[Set problem] How many lines in these records hold the string "content"? Reply with the number alone.
======== Entries
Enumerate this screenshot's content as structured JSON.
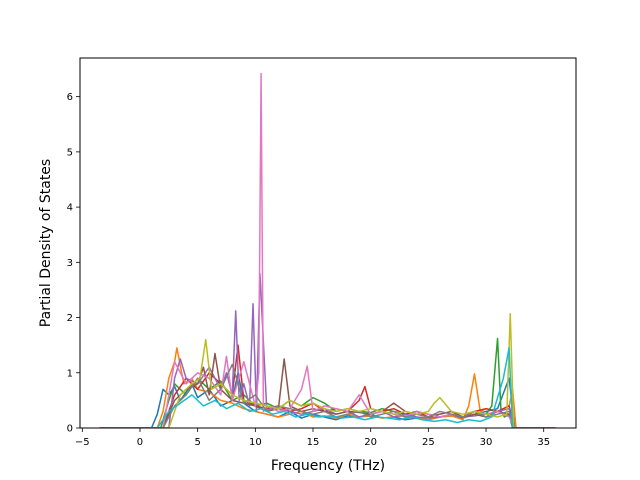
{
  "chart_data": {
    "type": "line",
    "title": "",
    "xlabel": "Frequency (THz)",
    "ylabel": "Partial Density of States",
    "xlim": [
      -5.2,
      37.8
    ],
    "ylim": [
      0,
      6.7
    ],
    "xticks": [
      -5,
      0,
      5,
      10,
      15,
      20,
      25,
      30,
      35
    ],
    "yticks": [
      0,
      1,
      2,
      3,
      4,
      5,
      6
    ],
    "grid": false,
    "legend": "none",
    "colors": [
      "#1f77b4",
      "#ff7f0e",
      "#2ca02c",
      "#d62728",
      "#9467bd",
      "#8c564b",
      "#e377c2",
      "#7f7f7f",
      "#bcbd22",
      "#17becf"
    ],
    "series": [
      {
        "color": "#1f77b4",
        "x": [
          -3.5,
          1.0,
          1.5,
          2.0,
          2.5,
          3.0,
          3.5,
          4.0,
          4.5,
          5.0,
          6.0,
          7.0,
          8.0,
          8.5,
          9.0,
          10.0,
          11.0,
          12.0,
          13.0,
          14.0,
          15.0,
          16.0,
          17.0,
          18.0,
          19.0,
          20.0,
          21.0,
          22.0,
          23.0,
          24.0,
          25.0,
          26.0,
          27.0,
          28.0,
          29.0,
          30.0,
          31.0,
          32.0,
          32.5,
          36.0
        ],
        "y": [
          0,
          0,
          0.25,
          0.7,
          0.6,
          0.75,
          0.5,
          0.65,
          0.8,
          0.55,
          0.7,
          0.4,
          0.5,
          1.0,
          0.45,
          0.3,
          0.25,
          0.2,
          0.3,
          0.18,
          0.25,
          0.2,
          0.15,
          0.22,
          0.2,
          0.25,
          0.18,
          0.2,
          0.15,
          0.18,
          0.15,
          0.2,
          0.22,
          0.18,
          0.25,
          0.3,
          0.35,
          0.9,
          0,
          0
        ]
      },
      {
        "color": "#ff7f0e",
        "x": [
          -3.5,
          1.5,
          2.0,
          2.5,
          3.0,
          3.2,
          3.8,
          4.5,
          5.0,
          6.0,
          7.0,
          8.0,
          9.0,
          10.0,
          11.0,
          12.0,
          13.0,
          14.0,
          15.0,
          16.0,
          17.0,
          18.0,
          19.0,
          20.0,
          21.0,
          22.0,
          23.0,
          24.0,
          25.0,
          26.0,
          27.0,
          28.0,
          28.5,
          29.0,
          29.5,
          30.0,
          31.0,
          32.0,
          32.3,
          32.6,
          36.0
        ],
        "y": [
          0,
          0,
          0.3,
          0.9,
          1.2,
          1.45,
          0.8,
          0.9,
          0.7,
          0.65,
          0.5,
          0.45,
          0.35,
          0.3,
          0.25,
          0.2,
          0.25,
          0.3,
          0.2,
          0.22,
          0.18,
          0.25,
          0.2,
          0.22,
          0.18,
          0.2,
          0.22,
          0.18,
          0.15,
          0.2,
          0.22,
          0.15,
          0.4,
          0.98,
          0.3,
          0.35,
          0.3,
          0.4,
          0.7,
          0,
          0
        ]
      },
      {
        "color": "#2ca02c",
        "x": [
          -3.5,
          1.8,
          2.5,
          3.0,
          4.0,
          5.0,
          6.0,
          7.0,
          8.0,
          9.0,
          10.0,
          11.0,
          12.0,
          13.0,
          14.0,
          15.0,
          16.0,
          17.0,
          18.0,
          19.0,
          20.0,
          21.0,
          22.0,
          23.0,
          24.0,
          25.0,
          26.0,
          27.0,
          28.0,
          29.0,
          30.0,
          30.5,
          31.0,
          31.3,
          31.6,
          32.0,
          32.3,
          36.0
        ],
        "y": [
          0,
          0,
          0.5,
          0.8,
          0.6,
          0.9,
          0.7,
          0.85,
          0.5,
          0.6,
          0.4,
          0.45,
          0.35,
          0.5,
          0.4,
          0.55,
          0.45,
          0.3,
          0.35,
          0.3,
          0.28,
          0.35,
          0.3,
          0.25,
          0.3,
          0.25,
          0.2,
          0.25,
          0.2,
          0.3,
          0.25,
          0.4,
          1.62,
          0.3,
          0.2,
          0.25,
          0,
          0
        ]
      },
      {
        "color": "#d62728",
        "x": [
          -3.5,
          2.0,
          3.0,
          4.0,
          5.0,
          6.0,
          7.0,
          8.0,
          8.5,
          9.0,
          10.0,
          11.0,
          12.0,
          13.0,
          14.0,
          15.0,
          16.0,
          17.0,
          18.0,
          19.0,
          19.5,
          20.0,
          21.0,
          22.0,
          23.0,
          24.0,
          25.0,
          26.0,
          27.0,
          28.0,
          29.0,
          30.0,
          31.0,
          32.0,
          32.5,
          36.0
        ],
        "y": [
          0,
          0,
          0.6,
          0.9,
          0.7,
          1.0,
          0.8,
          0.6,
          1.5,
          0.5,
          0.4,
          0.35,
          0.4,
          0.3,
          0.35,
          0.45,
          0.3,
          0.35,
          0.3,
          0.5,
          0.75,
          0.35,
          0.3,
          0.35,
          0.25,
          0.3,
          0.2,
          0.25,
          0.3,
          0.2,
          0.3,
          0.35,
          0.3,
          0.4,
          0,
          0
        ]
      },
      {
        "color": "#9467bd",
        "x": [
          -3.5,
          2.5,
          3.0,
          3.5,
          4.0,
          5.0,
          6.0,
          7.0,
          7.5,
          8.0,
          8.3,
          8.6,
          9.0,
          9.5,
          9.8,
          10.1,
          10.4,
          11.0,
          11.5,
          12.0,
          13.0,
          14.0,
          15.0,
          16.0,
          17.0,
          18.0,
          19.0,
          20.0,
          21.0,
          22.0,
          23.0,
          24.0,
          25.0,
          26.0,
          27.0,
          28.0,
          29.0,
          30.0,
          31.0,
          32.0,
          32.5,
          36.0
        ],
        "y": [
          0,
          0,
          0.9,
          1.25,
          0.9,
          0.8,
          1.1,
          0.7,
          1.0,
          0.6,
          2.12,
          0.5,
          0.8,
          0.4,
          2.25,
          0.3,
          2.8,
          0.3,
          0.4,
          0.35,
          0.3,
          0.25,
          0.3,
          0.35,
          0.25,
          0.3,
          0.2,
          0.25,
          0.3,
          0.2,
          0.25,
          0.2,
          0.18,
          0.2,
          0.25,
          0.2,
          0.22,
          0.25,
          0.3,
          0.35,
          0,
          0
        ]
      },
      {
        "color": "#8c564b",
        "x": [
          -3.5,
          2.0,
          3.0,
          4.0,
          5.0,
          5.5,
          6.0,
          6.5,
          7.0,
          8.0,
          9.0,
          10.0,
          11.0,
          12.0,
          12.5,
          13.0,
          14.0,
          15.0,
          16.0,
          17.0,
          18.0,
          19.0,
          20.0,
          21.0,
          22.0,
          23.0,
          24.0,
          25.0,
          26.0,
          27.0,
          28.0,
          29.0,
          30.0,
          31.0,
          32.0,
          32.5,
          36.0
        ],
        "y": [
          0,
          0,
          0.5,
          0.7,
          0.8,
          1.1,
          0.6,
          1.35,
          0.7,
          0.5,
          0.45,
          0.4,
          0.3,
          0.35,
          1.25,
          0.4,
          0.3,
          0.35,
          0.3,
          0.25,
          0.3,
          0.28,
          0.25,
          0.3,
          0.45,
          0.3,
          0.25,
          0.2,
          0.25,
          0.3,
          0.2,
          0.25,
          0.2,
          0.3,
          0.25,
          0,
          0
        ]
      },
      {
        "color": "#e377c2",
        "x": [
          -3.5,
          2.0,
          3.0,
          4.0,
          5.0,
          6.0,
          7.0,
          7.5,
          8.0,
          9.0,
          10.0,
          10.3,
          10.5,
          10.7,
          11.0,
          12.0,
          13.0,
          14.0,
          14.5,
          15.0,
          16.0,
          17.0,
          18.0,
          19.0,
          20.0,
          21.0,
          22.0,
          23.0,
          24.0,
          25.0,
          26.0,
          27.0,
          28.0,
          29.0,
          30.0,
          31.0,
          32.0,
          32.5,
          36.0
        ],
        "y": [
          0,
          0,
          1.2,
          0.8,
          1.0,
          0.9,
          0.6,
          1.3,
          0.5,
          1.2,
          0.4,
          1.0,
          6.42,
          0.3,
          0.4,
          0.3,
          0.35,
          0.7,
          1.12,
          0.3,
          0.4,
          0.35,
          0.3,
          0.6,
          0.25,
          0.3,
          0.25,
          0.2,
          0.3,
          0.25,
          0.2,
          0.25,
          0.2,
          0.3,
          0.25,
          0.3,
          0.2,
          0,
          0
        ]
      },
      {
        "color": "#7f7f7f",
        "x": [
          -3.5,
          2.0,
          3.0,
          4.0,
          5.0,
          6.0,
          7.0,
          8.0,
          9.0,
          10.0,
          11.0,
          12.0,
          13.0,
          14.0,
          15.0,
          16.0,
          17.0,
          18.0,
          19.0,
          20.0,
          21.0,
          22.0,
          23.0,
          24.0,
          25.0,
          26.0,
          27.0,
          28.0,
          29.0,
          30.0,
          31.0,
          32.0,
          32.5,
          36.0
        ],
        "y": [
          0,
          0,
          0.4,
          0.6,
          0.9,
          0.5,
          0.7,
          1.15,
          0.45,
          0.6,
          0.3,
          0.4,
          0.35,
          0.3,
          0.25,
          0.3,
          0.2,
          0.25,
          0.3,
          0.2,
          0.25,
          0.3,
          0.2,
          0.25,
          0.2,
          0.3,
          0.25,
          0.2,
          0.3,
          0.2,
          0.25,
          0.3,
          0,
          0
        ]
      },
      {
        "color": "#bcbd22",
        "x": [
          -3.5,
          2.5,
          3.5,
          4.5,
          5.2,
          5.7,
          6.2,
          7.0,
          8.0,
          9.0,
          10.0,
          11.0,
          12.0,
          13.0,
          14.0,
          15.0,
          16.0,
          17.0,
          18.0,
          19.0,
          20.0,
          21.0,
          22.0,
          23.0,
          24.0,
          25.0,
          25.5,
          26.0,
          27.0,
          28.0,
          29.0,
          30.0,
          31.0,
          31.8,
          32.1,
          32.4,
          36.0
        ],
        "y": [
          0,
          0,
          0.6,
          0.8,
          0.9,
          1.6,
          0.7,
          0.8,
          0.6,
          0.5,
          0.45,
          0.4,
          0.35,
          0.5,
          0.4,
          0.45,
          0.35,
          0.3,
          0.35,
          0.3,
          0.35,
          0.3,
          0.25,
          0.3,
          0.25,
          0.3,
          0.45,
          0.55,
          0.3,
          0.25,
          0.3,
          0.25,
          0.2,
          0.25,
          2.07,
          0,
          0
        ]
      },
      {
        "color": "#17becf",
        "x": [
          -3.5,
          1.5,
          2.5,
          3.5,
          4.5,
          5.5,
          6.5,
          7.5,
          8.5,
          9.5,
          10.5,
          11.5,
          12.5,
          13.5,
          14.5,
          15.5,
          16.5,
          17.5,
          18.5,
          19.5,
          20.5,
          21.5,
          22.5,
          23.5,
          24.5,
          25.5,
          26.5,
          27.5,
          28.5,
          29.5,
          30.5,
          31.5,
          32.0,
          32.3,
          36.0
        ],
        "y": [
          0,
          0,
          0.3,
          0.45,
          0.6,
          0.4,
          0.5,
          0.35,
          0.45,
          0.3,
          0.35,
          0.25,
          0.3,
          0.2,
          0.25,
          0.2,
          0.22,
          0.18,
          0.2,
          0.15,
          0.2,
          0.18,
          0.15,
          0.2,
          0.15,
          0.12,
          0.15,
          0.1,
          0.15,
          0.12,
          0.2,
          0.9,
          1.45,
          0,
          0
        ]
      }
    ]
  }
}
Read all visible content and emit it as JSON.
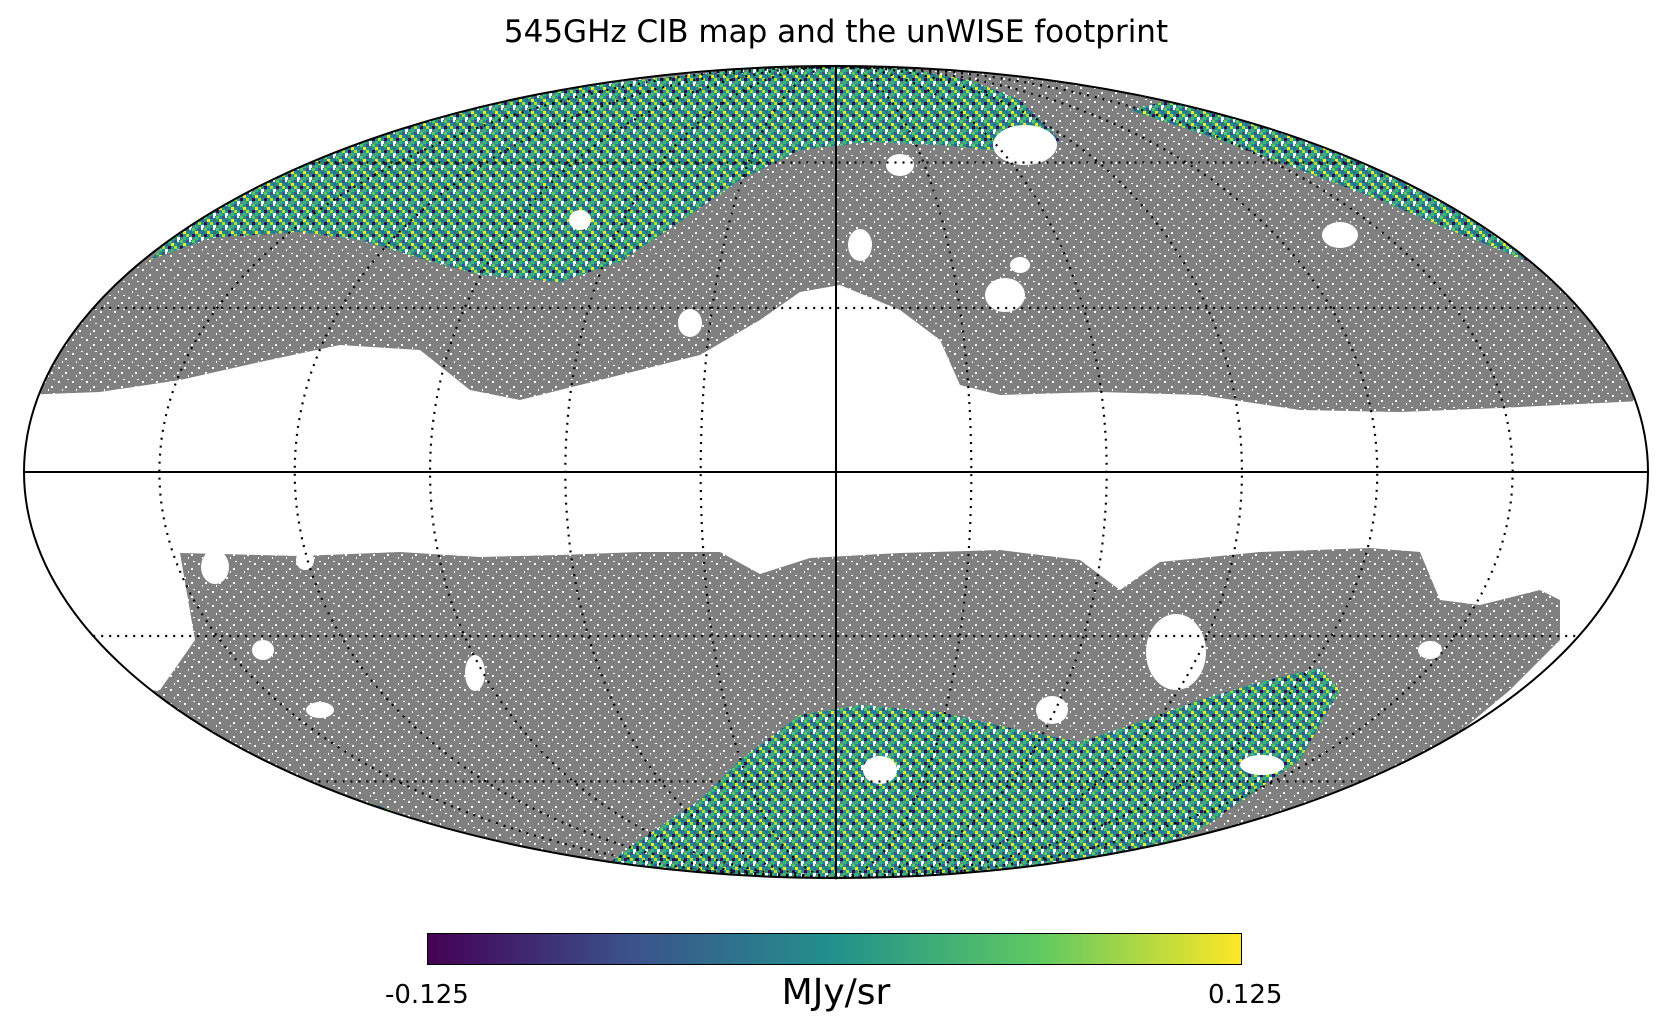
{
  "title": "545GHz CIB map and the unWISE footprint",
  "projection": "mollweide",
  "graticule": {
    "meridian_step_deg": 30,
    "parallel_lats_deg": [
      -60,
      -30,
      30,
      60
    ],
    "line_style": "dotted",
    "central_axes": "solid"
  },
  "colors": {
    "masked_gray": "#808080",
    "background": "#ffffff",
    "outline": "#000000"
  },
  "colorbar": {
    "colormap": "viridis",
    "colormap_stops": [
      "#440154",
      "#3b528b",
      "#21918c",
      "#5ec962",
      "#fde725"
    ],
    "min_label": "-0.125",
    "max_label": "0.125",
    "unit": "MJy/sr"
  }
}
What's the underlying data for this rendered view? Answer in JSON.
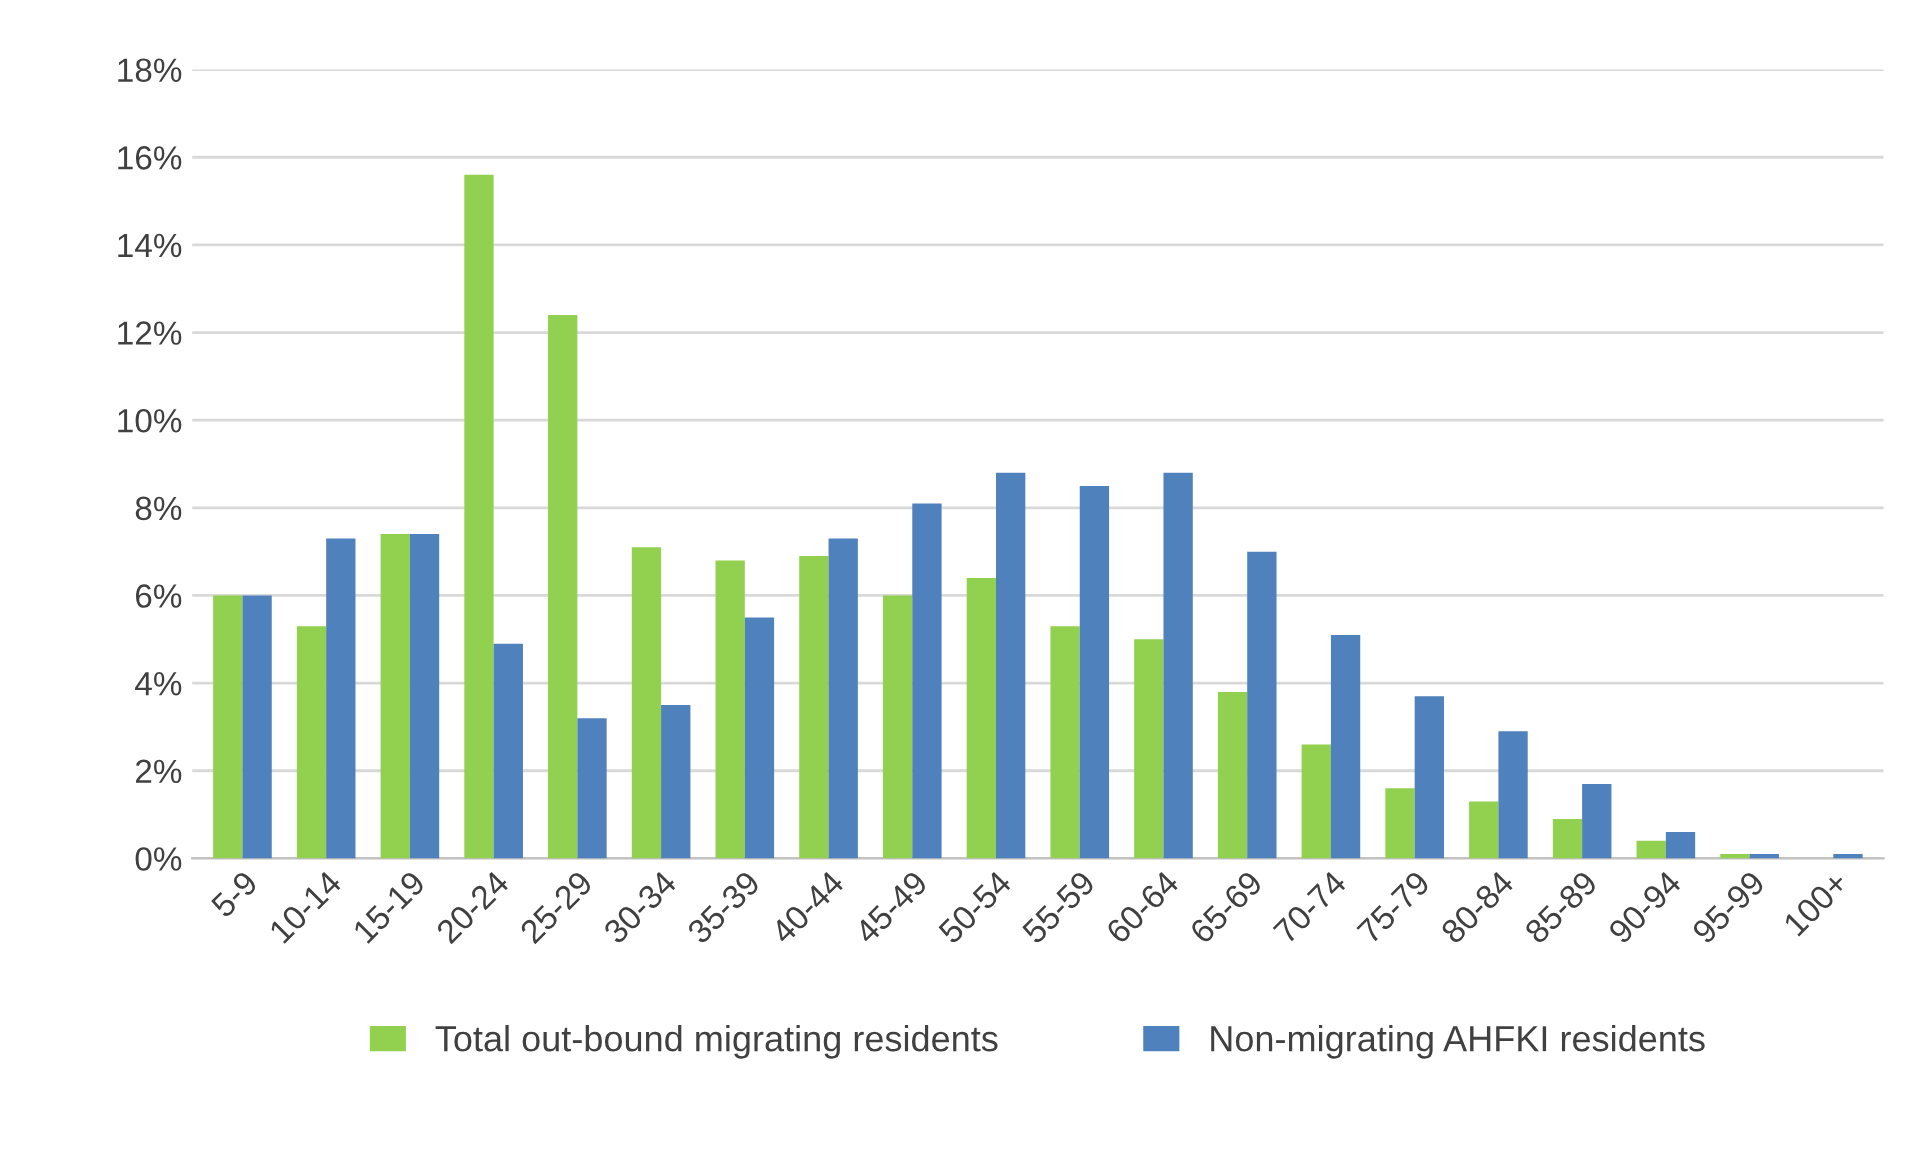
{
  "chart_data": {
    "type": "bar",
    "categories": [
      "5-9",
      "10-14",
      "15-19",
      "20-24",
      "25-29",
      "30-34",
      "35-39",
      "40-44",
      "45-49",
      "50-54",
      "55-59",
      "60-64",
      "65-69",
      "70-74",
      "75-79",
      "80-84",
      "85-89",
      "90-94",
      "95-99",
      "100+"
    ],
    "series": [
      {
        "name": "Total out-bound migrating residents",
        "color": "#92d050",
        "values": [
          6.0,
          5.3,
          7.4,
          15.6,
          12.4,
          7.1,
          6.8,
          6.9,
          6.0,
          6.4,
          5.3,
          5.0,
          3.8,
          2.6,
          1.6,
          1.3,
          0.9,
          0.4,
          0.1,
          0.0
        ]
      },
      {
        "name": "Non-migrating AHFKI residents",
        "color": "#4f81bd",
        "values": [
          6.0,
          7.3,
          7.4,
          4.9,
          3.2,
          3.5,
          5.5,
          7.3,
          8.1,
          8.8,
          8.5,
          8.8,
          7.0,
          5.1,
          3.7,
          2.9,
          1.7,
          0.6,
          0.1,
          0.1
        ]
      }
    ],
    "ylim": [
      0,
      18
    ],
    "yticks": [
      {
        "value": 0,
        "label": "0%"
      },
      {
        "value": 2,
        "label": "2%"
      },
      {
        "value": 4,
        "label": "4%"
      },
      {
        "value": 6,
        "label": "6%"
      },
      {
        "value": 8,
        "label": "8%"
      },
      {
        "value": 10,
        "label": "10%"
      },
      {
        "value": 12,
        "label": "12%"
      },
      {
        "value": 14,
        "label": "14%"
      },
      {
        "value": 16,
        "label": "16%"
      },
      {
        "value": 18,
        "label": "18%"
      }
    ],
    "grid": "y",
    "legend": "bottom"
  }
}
================
[Task result] 2